Document Type

Article

Publication Date

11-2-2021

Abstract

Fifty years ago, when the Harvard Law Review asked Professor Harry Kalven, Jr., to take stock of the Supreme Court’s 1970 Term, Kalven faced a task not unlike Professor Cristina Rodríguez’s. That Term’s Court had two new members, Justices Harry Blackmun and Warren Burger. The Nixon Administration was young, but clearly bent on making its own stamp on American law, including via the Supreme Court. Kalven thus expected to see “dislocations” when he reviewed the Court’s recent handiwork. He reported the opposite. Surveying a Term that included such cases as Palmer v. Thompson, Younger v. Harris, Boddie v. Connecticut, and Citizens to Preserve Overton Park v. Volpe, Kalven noted significant doctrinal developments, but ultimately found “the continuities” more striking than “the discontinuities.” Perhaps he hoped to assuage fears that the Court was becoming “a political agency and nothing more.” In any event, he underscored the Court’s institutional “stamina” and the “powerful pressure towards continuity.”

By contrast, Rodríguez’s Foreword emphasizes discontinuity — not in the output of the Supreme Court from Term to Term but in the legal and policy orientations of the executive branch as it has transitioned from President Trump to President Biden and as it will transition to other leadership in the future. In her telling, because the Court is, in important respects, a political agency (although also something more), she urges it not to impose undue impediments on Executive-led change.

_Records provided_:

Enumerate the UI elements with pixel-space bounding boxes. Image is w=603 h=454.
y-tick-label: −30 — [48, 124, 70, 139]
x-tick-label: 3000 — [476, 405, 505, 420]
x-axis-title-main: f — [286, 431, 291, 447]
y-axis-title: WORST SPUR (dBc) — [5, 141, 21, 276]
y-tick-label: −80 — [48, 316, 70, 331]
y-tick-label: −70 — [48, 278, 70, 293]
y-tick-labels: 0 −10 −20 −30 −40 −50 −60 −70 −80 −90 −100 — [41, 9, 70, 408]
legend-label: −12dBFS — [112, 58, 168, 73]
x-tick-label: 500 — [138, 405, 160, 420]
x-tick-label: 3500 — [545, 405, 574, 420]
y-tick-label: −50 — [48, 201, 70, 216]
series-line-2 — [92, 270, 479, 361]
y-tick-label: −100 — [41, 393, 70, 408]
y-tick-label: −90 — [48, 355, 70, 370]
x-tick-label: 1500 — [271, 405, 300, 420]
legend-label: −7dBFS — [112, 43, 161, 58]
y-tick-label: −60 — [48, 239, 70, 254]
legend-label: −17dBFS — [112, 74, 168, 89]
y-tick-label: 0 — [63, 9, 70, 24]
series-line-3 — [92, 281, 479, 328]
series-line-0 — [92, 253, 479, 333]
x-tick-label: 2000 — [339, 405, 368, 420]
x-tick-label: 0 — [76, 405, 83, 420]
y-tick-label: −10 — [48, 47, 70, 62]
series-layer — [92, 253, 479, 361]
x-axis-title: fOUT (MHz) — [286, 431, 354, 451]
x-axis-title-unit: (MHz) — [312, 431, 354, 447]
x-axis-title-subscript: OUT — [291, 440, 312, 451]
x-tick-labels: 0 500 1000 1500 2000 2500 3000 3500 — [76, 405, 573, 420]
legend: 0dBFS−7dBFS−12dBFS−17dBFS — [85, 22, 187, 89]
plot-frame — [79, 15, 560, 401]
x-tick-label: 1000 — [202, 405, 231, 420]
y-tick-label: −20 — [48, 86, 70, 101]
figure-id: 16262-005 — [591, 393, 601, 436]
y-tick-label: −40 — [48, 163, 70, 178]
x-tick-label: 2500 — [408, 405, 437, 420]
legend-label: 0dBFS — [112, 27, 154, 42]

_Task prompt_:
Extend the abstract about Harry Kalven's review of the 1970 Term and Cristina Rodríguez's Foreword, continuing after its final sentence.

_Written reply_:
We read Rodríguez’s Foreword as a compelling and nuanced defense of presidential primacy (although, importantly, she does not claim that exact term). She offers a description of the contemporary legal and political landscape in which the inauguration of a new President sometimes initiates a political “regime change,” marked by Executive-led efforts to make consequential changes in law and policy (that is, to instantiate a new “legal regime”). She then urges readers to be comfortable with both types of change — to accept that electoral victories bring with them “control of the machinery that turns political visions into everyday realities” and, moreover, to want a government that can be nimble and energetic, even when a new regime does not align with one’s personal preferences. Put simply, she offers a vision of contemporary democratic governance in which “regime change,” emanating from the executive branch, is both what we have and what we need. That one regime will undo some of the work of a previous regime is not an argument against presidential primacy, but rather an argument in its favor.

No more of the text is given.